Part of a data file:
-.-.-

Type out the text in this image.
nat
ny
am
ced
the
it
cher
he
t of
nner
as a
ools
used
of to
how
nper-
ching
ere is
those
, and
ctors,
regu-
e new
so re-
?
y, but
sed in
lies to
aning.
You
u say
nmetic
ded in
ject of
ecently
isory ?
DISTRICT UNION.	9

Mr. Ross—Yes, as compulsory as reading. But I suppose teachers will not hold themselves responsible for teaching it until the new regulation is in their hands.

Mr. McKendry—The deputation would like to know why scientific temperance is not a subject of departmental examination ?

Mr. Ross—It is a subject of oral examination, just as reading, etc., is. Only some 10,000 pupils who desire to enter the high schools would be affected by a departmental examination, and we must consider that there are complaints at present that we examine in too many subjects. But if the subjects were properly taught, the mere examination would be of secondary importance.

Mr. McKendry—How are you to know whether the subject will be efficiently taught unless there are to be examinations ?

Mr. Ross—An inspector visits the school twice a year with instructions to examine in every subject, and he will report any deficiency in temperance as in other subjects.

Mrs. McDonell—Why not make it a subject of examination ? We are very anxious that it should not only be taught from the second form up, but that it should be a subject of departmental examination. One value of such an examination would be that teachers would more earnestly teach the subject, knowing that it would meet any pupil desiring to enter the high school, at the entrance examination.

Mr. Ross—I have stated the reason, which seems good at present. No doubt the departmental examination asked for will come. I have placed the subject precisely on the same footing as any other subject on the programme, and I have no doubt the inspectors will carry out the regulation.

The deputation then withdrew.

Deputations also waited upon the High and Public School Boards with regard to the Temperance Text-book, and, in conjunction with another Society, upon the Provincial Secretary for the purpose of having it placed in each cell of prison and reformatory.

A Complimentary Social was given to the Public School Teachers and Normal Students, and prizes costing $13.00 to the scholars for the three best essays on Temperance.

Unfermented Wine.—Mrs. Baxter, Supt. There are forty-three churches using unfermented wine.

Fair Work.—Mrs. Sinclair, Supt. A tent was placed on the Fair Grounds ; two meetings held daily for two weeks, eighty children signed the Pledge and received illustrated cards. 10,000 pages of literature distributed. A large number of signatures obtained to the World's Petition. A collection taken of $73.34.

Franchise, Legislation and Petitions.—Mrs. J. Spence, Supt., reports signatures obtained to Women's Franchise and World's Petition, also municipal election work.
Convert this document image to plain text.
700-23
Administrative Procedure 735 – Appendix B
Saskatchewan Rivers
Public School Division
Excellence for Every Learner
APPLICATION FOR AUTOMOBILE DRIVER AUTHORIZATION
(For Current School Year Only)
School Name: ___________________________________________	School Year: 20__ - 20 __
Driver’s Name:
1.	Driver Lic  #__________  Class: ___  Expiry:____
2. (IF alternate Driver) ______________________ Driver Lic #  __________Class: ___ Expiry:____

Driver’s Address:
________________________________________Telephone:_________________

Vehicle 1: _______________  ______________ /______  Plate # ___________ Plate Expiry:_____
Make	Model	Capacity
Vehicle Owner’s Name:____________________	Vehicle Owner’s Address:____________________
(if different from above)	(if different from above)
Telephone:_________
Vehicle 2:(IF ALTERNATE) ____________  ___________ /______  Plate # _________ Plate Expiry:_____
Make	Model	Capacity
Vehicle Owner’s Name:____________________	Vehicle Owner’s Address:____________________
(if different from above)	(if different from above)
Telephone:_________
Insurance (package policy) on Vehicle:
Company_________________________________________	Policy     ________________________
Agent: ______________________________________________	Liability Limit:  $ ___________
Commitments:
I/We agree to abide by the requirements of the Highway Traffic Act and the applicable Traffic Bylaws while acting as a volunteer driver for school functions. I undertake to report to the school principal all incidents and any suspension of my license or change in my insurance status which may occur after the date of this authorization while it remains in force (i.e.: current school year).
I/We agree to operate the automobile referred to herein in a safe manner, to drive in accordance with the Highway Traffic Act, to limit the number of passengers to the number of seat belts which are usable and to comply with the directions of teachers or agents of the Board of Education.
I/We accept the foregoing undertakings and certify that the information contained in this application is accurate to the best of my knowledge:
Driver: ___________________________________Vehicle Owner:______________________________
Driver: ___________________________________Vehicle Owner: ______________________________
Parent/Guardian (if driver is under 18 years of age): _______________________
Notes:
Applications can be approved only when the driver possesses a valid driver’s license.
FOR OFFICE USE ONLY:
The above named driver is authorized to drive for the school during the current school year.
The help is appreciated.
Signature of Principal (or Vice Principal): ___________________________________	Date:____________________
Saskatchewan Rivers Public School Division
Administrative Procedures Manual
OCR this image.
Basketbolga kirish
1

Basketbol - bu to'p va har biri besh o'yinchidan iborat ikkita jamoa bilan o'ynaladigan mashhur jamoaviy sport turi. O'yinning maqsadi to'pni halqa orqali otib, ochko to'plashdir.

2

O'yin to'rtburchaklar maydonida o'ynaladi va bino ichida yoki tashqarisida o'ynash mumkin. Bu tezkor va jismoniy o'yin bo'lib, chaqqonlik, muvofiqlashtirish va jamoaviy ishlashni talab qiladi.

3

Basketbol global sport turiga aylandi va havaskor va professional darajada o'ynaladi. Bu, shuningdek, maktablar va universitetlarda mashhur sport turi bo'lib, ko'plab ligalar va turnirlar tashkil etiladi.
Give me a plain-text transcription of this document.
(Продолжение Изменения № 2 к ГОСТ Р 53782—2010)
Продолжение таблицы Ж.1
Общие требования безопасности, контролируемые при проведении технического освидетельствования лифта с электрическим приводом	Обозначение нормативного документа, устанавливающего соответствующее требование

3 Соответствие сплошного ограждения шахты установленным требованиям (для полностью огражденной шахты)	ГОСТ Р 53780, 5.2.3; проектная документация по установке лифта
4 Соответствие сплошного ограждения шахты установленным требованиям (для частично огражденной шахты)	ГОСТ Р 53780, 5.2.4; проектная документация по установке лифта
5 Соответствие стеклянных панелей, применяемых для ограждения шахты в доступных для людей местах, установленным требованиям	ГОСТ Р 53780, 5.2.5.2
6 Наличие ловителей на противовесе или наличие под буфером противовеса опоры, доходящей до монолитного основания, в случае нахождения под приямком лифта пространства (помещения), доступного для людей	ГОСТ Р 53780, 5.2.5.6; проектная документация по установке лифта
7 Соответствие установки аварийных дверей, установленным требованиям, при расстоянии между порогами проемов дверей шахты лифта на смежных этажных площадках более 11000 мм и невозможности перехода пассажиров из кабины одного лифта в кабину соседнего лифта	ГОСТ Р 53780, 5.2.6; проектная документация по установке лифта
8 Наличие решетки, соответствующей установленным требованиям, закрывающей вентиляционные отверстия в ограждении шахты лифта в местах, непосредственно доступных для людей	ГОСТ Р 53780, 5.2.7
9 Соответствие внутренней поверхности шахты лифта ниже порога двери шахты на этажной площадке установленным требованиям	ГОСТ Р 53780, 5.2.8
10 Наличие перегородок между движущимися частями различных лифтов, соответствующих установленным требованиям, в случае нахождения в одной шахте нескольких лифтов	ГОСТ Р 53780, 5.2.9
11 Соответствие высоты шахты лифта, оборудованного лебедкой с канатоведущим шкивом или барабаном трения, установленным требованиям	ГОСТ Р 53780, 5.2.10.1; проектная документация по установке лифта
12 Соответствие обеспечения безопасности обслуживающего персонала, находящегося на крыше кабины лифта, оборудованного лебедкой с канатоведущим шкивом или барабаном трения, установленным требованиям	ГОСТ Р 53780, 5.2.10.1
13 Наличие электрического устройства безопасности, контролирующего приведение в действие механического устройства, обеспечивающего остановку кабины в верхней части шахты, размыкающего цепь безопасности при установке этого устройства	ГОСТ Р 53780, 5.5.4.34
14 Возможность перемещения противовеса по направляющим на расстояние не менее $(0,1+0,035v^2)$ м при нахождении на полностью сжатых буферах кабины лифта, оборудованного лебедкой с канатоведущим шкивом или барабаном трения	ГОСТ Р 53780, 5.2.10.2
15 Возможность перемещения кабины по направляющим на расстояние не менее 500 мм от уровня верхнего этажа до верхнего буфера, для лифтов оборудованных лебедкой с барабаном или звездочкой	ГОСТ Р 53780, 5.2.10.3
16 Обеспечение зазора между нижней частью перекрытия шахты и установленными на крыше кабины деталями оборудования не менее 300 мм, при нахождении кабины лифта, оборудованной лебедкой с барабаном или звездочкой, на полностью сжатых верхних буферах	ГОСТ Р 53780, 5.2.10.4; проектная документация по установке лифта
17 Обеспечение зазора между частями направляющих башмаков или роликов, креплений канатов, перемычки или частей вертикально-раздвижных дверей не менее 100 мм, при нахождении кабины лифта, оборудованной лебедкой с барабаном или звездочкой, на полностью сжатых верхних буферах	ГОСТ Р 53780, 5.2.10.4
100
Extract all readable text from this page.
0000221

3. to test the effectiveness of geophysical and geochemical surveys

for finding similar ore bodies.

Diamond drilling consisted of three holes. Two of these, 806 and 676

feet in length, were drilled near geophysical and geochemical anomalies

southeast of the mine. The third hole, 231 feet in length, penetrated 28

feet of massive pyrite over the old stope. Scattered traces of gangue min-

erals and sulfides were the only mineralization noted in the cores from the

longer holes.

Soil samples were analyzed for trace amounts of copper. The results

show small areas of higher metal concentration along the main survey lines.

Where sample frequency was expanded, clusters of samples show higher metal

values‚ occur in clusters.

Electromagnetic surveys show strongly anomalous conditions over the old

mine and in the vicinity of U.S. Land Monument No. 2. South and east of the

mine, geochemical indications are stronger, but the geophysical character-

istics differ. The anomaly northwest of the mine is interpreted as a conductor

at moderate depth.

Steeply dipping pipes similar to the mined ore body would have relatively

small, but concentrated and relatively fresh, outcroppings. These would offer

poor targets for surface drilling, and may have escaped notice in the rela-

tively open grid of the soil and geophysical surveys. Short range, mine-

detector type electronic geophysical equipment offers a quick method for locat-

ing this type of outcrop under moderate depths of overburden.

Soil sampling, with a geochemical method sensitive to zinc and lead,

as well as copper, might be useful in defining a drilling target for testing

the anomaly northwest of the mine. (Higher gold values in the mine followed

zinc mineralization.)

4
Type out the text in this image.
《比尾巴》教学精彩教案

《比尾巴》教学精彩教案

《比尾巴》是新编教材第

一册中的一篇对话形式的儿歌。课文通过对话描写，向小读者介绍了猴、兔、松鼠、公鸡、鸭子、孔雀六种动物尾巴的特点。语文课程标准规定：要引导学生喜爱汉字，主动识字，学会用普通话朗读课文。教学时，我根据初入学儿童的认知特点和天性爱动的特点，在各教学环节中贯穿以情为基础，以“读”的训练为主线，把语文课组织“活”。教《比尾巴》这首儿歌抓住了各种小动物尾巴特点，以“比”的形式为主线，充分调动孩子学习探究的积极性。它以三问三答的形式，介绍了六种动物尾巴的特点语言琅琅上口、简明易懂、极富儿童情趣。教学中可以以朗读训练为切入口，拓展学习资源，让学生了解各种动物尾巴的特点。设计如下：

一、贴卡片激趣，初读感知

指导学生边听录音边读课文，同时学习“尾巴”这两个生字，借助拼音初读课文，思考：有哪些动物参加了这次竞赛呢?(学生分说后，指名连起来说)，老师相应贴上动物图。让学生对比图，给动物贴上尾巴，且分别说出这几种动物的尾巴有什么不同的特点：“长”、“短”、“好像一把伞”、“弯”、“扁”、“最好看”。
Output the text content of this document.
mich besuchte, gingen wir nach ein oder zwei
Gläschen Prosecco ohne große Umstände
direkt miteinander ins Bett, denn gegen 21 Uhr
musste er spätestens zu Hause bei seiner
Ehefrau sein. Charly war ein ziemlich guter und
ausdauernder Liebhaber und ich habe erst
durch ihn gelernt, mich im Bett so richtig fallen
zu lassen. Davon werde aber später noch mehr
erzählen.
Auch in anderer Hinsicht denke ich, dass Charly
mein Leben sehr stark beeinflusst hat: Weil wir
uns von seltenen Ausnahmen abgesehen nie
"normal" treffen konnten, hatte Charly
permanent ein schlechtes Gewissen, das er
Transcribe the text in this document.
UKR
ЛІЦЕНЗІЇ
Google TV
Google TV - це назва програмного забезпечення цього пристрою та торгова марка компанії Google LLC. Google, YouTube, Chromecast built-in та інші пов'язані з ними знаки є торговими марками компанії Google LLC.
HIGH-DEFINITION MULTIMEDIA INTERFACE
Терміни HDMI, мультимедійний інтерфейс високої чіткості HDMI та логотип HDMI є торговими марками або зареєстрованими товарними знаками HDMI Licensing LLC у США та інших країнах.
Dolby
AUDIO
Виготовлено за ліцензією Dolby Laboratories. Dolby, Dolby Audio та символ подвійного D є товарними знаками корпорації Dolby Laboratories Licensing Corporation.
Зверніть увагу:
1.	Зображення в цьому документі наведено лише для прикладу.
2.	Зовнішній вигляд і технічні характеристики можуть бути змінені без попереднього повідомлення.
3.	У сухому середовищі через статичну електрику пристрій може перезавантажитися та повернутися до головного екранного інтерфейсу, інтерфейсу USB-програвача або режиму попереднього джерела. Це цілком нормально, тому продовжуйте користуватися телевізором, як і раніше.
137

-.-.-

Task goal ->
How many lines of the records contain the string "World"? Respond with the number alone.

Output of the exercise ->
2